> **Provided data**:
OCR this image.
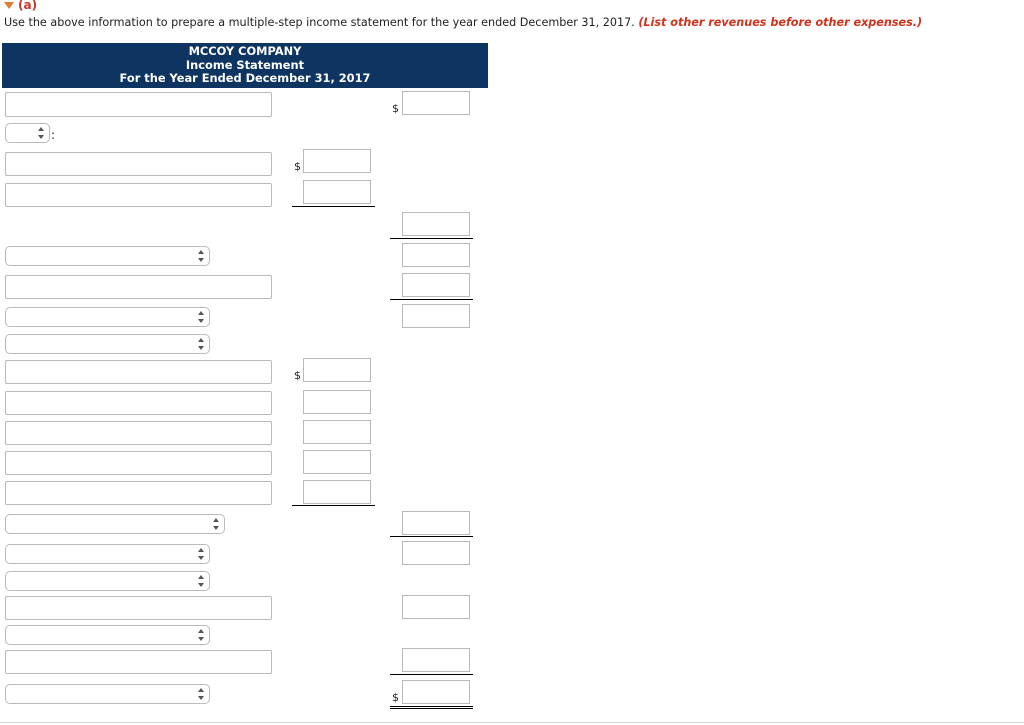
(a)
Use the above information to prepare a multiple-step income statement for the year ended December 31, 2017. (List other revenues before other expenses.)
MCCOY COMPANY
Income Statement
For the Year Ended December 31, 2017
$
:
$
$
$
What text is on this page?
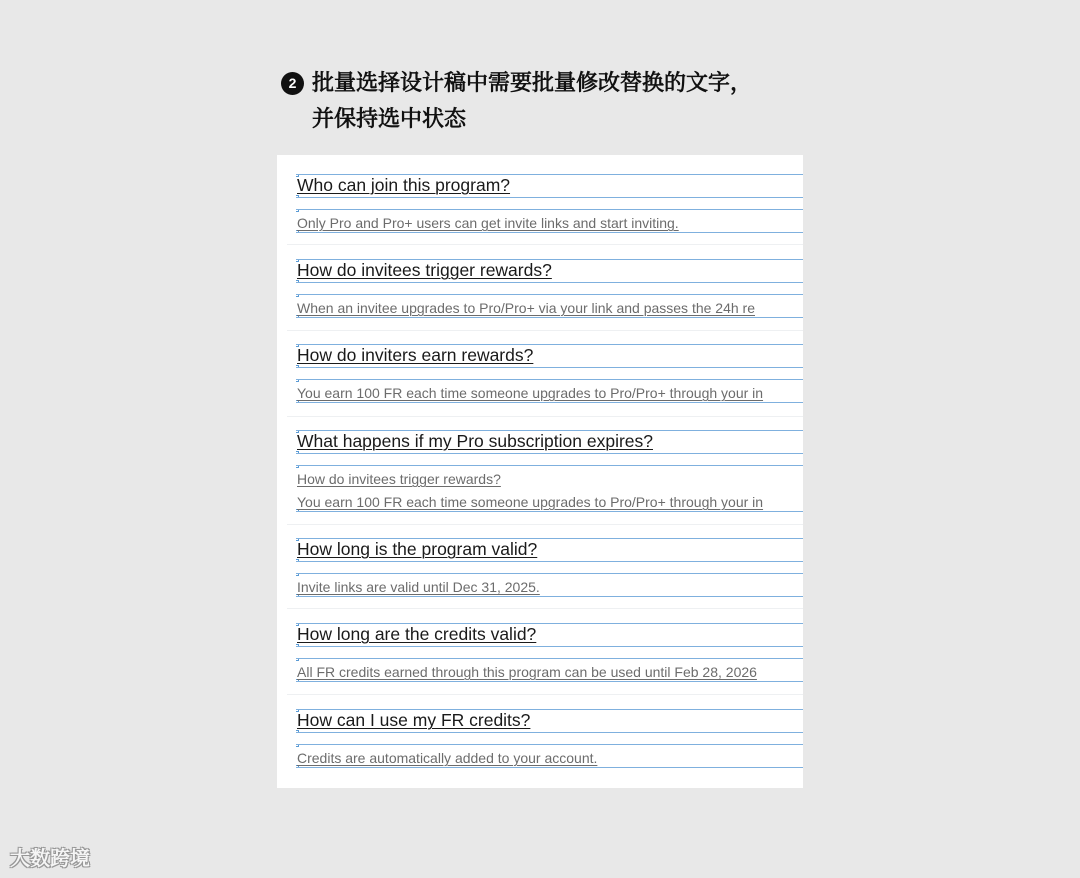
2 批量选择设计稿中需要批量修改替换的文字，
并保持选中状态
Who can join this program?
Only Pro and Pro+ users can get invite links and start inviting.
How do invitees trigger rewards?
When an invitee upgrades to Pro/Pro+ via your link and passes the 24h re
How do inviters earn rewards?
You earn 100 FR each time someone upgrades to Pro/Pro+ through your in
What happens if my Pro subscription expires?
How do invitees trigger rewards?
You earn 100 FR each time someone upgrades to Pro/Pro+ through your in
How long is the program valid?
Invite links are valid until Dec 31, 2025.
How long are the credits valid?
All FR credits earned through this program can be used until Feb 28, 2026
How can I use my FR credits?
Credits are automatically added to your account.
大数跨境
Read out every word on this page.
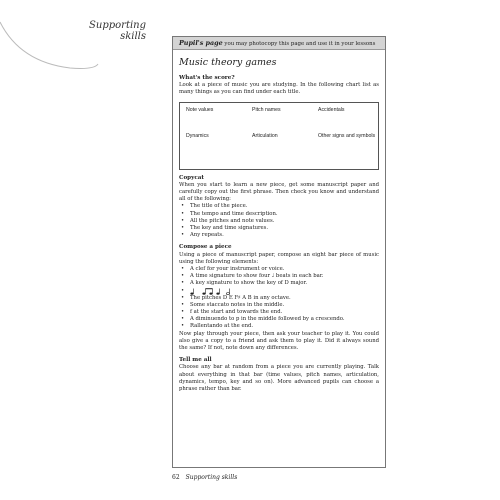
Supporting
skills
Pupil's page you may photocopy this page and use it in your lessons
Music theory games
What's the score?
Look at a piece of music you are studying. In the following chart list as many things as you can find under each title.
Note values	Pitch names	Accidentals
Dynamics	Articulation	Other signs and symbols
Copycat
When you start to learn a new piece, get some manuscript paper and carefully copy out the first phrase. Then check you know and understand all of the following:
• The title of the piece.
• The tempo and time description.
• All the pitches and note values.
• The key and time signatures.
• Any repeats.
Compose a piece
Using a piece of manuscript paper, compose an eight bar piece of music using the following elements:
• A clef for your instrument or voice.
• A time signature to show four ♩ beats in each bar.
• A key signature to show the key of D major.
•
• The pitches D E F♯ A B in any octave.
• Some staccato notes in the middle.
• f at the start and towards the end.
• A diminuendo to p in the middle followed by a crescendo.
• Rallentando at the end.
Now play through your piece, then ask your teacher to play it. You could also give a copy to a friend and ask them to play it. Did it always sound the same? If not, note down any differences.
Tell me all
Choose any bar at random from a piece you are currently playing. Talk about everything in that bar (time values, pitch names, articulation, dynamics, tempo, key and so on). More advanced pupils can choose a phrase rather than bar.
62 Supporting skills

> **Task to complete**:
Find the string "names" in the listing and return every line that holds it.

> **Correct response**:
Note values	Pitch names	Accidentals
Choose any bar at random from a piece you are currently playing. Talk about everything in that bar (time values, pitch names, articulation, dynamics, tempo, key and so on). More advanced pupils can choose a phrase rather than bar.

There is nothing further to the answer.